Figure dataset records:
▼

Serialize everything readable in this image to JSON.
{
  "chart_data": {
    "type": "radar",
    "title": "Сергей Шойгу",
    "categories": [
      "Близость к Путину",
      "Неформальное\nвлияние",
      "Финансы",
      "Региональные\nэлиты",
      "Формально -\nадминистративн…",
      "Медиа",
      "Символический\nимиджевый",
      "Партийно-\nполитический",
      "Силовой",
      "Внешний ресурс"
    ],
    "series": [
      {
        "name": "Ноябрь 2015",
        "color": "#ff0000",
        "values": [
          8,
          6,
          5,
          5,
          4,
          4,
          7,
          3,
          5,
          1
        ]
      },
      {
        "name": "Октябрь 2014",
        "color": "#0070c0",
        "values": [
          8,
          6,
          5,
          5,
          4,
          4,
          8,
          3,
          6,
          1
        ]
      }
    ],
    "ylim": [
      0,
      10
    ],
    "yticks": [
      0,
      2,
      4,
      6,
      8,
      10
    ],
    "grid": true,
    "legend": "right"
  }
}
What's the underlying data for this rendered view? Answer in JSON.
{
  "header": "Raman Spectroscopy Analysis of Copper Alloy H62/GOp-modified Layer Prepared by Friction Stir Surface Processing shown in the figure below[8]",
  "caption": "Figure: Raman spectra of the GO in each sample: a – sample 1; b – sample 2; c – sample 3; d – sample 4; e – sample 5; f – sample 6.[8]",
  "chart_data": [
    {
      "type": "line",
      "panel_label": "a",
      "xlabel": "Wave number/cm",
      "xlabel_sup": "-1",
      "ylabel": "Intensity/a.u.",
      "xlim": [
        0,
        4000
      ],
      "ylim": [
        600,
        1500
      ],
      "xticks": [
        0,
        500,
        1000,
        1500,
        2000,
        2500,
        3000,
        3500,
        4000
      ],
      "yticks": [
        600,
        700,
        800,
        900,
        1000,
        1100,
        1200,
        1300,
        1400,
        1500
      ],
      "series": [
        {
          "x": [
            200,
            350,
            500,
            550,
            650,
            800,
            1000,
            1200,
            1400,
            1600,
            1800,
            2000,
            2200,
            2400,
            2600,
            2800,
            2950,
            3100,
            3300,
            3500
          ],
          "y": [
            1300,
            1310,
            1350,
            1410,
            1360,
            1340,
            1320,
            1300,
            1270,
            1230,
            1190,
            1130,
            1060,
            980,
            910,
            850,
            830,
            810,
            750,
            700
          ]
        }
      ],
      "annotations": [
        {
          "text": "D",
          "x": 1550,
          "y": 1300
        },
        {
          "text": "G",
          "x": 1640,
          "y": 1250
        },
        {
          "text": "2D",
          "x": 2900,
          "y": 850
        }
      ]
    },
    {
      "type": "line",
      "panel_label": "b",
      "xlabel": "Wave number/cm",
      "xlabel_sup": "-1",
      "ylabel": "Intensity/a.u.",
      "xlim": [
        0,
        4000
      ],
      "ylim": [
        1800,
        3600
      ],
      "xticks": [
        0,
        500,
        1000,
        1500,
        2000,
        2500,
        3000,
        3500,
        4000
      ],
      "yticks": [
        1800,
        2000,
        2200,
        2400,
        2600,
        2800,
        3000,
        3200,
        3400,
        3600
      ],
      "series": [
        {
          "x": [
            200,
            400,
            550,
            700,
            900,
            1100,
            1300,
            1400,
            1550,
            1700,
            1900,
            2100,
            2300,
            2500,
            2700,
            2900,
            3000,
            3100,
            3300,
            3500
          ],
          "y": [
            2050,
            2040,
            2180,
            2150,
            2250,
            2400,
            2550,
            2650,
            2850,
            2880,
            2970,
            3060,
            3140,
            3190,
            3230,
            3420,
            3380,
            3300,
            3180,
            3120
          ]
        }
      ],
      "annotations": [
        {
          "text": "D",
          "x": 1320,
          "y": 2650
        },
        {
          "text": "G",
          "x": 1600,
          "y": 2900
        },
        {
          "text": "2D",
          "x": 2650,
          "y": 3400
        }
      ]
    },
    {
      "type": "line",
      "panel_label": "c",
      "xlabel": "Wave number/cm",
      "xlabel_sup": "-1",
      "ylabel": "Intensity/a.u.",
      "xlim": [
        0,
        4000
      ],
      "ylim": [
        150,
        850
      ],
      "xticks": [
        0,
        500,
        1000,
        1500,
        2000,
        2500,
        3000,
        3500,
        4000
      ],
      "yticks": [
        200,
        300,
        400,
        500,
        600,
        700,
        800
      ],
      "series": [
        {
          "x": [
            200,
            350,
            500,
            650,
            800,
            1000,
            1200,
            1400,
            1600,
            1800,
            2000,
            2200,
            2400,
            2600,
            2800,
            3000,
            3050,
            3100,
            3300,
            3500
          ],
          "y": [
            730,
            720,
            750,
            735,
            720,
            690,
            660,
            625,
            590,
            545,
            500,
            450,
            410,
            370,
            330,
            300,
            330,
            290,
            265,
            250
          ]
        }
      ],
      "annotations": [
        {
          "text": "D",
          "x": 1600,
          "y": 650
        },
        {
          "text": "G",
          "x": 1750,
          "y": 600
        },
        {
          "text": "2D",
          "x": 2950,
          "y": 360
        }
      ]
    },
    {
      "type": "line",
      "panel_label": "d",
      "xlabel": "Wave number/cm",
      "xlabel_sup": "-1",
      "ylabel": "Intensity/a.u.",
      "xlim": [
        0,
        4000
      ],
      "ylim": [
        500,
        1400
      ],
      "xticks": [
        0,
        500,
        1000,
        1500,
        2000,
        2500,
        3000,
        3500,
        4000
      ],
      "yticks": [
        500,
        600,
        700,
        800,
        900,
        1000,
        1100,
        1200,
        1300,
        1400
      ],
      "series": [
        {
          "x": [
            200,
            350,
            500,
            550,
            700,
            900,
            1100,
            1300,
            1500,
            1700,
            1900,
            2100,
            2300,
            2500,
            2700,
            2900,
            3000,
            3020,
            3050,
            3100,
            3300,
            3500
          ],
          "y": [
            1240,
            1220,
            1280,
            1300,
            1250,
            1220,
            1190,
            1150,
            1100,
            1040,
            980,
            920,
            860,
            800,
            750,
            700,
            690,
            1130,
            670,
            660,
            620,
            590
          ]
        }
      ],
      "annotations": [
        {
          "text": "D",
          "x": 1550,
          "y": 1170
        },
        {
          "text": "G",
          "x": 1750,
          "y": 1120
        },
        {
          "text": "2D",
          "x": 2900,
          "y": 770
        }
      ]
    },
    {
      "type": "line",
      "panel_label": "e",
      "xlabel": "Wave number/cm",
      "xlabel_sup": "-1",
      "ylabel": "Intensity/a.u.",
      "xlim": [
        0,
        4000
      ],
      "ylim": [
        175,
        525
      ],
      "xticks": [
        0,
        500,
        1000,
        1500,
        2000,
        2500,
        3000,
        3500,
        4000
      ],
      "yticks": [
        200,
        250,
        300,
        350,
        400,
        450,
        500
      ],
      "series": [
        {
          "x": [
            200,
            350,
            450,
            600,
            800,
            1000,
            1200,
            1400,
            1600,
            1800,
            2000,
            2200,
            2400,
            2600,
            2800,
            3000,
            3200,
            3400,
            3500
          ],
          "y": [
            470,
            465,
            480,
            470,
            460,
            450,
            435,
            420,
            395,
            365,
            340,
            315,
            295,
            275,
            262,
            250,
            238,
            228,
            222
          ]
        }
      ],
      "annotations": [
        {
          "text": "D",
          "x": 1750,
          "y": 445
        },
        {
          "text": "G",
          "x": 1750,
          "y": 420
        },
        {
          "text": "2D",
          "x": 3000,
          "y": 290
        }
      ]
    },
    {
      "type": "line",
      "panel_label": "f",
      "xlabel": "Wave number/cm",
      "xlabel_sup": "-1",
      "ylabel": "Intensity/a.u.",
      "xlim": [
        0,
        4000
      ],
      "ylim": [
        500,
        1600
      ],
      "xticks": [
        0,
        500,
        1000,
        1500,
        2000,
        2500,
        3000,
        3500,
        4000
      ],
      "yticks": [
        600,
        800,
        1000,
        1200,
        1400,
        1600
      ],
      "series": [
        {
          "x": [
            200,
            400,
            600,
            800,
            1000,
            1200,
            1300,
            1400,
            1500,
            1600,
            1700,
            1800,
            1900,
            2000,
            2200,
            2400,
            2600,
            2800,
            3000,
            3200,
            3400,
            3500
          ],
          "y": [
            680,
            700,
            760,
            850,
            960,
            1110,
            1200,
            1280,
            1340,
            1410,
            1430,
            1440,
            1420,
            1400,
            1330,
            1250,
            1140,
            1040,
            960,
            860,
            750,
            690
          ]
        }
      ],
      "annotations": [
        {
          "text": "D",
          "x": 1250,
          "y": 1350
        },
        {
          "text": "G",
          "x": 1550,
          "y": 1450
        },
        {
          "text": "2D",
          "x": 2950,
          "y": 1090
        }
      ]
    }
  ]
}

▲

Direction: Identify which lines contain the word "Raman" and copy each one.

Written answer:
  "header": "Raman Spectroscopy Analysis of Copper Alloy H62/GOp-modified Layer Prepared by Friction Stir Surface Processing shown in the figure below[8]",
  "caption": "Figure: Raman spectra of the GO in each sample: a – sample 1; b – sample 2; c – sample 3; d – sample 4; e – sample 5; f – sample 6.[8]",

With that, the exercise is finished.